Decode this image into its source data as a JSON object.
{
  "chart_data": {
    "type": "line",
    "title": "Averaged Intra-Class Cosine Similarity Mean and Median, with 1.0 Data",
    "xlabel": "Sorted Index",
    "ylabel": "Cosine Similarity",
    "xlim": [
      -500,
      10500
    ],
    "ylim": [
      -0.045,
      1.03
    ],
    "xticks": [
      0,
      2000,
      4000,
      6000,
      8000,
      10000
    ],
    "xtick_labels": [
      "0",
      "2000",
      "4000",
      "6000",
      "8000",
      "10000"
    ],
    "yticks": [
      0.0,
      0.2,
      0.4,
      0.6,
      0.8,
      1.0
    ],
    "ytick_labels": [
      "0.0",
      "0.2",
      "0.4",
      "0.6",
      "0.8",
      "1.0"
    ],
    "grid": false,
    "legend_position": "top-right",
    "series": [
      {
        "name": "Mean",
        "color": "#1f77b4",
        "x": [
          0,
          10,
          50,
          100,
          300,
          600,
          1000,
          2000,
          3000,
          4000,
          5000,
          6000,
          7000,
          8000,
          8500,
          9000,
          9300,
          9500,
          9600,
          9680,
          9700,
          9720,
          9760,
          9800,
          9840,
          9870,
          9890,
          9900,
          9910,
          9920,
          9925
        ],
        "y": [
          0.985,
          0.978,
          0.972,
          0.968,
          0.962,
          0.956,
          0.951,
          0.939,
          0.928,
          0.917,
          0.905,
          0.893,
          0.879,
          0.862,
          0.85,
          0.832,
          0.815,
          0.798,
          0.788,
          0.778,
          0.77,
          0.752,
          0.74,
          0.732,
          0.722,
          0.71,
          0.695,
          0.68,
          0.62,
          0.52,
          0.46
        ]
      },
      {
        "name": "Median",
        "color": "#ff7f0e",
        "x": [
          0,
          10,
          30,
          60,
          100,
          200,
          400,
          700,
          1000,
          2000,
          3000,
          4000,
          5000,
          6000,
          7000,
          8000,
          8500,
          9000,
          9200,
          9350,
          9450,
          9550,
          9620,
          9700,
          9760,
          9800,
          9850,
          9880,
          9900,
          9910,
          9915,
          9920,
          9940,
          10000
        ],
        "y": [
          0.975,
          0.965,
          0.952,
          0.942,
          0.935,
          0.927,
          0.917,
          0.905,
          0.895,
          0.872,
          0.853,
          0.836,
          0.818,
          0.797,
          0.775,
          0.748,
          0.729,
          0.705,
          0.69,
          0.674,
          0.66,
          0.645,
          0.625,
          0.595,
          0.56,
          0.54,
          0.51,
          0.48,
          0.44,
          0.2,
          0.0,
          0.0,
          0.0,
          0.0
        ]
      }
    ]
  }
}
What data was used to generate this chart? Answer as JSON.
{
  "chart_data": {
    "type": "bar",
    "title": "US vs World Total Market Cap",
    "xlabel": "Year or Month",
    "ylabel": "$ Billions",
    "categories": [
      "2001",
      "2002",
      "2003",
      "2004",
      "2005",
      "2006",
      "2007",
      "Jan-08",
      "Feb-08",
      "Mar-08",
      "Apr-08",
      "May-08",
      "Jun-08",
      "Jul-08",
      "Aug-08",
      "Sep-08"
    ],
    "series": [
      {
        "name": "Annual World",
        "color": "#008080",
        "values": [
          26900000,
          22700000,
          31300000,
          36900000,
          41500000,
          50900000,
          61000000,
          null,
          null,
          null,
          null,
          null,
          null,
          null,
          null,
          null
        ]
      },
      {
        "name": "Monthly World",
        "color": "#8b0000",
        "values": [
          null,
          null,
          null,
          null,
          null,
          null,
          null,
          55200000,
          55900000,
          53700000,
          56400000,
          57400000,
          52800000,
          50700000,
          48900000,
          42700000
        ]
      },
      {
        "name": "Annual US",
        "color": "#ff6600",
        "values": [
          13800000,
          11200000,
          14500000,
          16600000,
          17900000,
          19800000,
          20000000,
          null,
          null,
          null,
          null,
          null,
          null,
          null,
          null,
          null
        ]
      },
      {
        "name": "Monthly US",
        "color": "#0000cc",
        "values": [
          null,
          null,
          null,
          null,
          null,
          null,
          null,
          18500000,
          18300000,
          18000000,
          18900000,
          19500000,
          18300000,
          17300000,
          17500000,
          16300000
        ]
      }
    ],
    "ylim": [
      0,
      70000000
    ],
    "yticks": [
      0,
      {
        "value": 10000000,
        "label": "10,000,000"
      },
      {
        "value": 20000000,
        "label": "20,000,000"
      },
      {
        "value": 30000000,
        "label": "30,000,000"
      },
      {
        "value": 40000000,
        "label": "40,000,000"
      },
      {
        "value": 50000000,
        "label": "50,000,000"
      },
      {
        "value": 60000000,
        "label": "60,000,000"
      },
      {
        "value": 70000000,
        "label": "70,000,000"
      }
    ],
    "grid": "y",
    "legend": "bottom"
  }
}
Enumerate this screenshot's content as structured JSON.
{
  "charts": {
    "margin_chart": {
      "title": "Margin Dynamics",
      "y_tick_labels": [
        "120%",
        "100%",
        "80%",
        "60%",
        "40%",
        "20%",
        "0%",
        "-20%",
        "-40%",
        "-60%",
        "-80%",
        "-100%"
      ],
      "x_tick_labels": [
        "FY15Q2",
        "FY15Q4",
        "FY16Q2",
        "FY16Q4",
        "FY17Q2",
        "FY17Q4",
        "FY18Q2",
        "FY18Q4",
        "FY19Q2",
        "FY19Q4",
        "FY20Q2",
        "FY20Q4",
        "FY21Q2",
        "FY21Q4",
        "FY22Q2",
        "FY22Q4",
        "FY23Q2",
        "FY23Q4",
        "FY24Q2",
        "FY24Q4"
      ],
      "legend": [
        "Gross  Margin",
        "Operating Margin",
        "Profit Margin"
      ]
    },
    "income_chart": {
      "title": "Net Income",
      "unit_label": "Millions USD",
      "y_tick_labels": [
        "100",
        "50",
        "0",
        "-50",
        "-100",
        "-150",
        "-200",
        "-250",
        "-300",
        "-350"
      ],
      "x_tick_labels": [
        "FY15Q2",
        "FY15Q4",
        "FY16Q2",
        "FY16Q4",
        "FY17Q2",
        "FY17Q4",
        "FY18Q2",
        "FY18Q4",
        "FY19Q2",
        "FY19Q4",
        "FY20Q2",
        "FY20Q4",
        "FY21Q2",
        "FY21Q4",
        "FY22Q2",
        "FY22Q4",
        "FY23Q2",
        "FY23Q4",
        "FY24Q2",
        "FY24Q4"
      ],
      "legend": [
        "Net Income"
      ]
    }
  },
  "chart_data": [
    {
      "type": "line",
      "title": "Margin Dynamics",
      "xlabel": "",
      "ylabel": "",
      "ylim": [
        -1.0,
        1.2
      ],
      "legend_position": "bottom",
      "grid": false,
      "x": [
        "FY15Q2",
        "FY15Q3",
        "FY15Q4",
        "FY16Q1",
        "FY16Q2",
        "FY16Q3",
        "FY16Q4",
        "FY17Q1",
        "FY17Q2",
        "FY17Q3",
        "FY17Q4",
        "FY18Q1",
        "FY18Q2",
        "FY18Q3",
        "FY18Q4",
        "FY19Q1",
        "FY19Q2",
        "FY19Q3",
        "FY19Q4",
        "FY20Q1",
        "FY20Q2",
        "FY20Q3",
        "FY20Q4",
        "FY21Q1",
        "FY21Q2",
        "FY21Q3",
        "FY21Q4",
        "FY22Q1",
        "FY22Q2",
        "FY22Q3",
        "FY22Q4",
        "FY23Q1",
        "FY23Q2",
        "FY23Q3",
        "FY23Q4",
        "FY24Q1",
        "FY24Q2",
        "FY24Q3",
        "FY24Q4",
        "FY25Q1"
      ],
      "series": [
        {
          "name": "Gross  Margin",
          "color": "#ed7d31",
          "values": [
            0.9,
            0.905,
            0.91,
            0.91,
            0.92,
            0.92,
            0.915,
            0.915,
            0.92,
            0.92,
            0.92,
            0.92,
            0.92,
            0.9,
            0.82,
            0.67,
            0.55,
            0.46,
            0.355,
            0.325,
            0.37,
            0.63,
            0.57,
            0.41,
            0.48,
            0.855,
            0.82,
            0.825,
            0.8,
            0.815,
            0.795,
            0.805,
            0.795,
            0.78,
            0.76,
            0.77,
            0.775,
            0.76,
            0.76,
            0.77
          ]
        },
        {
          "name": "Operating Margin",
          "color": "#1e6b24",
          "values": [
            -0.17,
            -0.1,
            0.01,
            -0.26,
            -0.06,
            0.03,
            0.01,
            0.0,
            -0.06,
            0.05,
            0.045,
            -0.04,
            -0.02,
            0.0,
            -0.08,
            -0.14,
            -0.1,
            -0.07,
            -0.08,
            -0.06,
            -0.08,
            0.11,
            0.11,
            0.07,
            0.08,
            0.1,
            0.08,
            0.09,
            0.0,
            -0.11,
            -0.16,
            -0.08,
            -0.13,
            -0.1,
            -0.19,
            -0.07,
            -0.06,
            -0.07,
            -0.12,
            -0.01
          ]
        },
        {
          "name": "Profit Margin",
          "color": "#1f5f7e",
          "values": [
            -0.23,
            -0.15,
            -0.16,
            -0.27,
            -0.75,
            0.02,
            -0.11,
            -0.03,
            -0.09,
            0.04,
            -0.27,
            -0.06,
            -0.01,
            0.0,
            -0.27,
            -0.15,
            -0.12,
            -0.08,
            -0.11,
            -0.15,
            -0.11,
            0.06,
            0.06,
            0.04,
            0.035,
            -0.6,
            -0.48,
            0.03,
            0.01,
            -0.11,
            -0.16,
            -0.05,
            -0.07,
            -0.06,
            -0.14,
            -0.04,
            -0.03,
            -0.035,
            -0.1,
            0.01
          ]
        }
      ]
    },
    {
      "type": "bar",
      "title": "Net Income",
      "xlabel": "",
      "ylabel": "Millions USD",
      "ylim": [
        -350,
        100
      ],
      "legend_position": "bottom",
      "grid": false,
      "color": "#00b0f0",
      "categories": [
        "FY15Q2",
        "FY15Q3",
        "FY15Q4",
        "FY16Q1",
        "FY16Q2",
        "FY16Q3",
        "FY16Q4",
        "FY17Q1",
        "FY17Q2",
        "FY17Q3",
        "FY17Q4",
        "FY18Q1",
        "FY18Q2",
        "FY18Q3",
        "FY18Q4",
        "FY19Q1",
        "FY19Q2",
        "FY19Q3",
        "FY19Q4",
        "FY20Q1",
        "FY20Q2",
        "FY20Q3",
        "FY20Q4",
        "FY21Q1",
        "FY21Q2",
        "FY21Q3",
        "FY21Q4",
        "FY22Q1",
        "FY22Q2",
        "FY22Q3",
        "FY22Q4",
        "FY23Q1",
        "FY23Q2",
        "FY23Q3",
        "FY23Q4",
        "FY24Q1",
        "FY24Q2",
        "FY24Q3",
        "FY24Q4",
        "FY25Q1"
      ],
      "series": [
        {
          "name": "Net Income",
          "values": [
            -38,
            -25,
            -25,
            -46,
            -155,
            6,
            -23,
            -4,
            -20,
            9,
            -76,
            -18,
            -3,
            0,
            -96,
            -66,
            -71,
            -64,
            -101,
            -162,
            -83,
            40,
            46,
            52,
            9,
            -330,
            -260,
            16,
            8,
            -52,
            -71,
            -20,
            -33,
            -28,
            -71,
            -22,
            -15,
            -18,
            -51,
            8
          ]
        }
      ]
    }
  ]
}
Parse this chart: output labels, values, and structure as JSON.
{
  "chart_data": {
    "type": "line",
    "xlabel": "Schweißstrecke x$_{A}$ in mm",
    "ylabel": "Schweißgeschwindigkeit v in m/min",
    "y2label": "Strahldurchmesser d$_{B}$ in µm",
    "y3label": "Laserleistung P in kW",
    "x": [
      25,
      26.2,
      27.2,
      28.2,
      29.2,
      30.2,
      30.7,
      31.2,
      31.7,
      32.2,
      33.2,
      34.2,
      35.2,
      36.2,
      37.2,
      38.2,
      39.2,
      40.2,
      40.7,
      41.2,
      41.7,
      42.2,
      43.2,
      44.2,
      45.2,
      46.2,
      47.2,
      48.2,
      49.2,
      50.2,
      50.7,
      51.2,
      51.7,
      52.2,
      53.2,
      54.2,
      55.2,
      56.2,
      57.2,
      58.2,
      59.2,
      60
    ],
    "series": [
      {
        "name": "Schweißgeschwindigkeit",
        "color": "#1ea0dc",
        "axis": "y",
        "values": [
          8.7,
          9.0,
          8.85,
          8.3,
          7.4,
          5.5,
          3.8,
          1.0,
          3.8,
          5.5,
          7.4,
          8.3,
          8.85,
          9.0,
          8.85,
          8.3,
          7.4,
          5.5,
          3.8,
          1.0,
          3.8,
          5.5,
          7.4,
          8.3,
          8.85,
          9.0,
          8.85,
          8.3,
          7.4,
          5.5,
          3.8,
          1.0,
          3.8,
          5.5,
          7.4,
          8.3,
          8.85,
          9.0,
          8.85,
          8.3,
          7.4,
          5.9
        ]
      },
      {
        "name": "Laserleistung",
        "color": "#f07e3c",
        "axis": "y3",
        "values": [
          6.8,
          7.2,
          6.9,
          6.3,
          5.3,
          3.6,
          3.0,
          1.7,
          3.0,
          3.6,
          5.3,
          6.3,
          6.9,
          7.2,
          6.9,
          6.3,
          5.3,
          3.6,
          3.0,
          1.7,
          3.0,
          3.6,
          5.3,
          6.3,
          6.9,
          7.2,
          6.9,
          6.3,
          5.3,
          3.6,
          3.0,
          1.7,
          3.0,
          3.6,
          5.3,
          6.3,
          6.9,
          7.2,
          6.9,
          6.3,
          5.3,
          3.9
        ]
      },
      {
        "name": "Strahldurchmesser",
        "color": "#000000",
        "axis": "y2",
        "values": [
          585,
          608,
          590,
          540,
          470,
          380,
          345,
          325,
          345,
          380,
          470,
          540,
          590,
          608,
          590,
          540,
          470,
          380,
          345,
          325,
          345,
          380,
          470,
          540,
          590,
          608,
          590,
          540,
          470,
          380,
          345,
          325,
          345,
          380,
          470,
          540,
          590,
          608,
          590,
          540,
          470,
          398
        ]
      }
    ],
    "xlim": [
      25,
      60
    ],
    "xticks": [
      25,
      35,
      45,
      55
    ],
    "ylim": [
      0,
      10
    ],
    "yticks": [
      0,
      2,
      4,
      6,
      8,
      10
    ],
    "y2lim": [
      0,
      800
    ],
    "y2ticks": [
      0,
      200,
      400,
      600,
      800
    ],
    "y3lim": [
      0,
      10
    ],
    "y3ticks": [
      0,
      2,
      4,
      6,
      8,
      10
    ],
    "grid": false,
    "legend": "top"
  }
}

--

From the records above, report the count of lines containing "Similarity" and nothing more.

▸ OUTPUT BELOW:
2